## Start DATA SHOWN

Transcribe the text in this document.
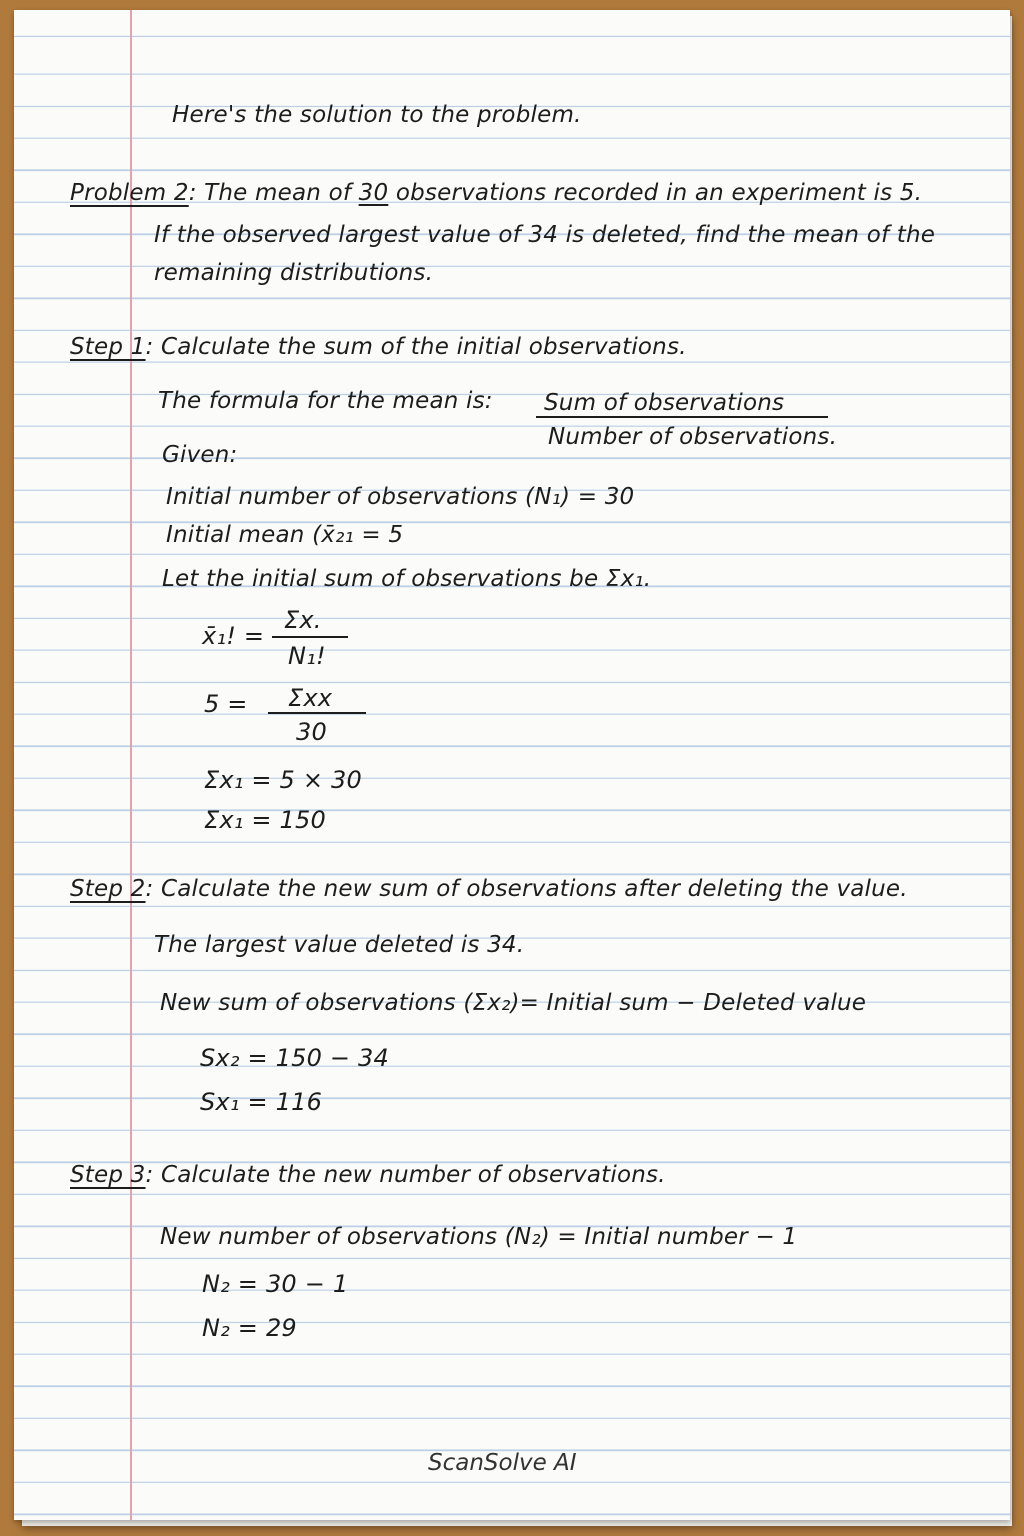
Here's the solution to the problem.
Problem 2: The mean of 30 observations recorded in an experiment is 5.
If the observed largest value of 34 is deleted, find the mean of the
remaining distributions.
Step 1: Calculate the sum of the initial observations.
The formula for the mean is: Sum of observations
Number of observations.
Given:
Initial number of observations (N₁) = 30
Initial mean (x̄₂₁ = 5
Let the initial sum of observations be Σx₁.
x̄₁! =
Σx.
N₁!
5 = Σxx
30
Σx₁ = 5 × 30
Σx₁ = 150
Step 2: Calculate the new sum of observations after deleting the value.
The largest value deleted is 34.
New sum of observations (Σx₂)= Initial sum − Deleted value
Sx₂ = 150 − 34
Sx₁ = 116
Step 3: Calculate the new number of observations.
New number of observations (N₂) = Initial number − 1
N₂ = 30 − 1
N₂ = 29
ScanSolve AI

## End DATA SHOWN

[GOAL OF THE EXERCISE]
Without the pictures, reproduce every line of the records above exactly.

[RESPONSE BELOW]
Transcribe the text in this document.
Here's the solution to the problem.
Problem 2: The mean of 30 observations recorded in an experiment is 5.
If the observed largest value of 34 is deleted, find the mean of the
remaining distributions.
Step 1: Calculate the sum of the initial observations.
The formula for the mean is: Sum of observations
Number of observations.
Given:
Initial number of observations (N₁) = 30
Initial mean (x̄₂₁ = 5
Let the initial sum of observations be Σx₁.
x̄₁! =
Σx.
N₁!
5 = Σxx
30
Σx₁ = 5 × 30
Σx₁ = 150
Step 2: Calculate the new sum of observations after deleting the value.
The largest value deleted is 34.
New sum of observations (Σx₂)= Initial sum − Deleted value
Sx₂ = 150 − 34
Sx₁ = 116
Step 3: Calculate the new number of observations.
New number of observations (N₂) = Initial number − 1
N₂ = 30 − 1
N₂ = 29
ScanSolve AI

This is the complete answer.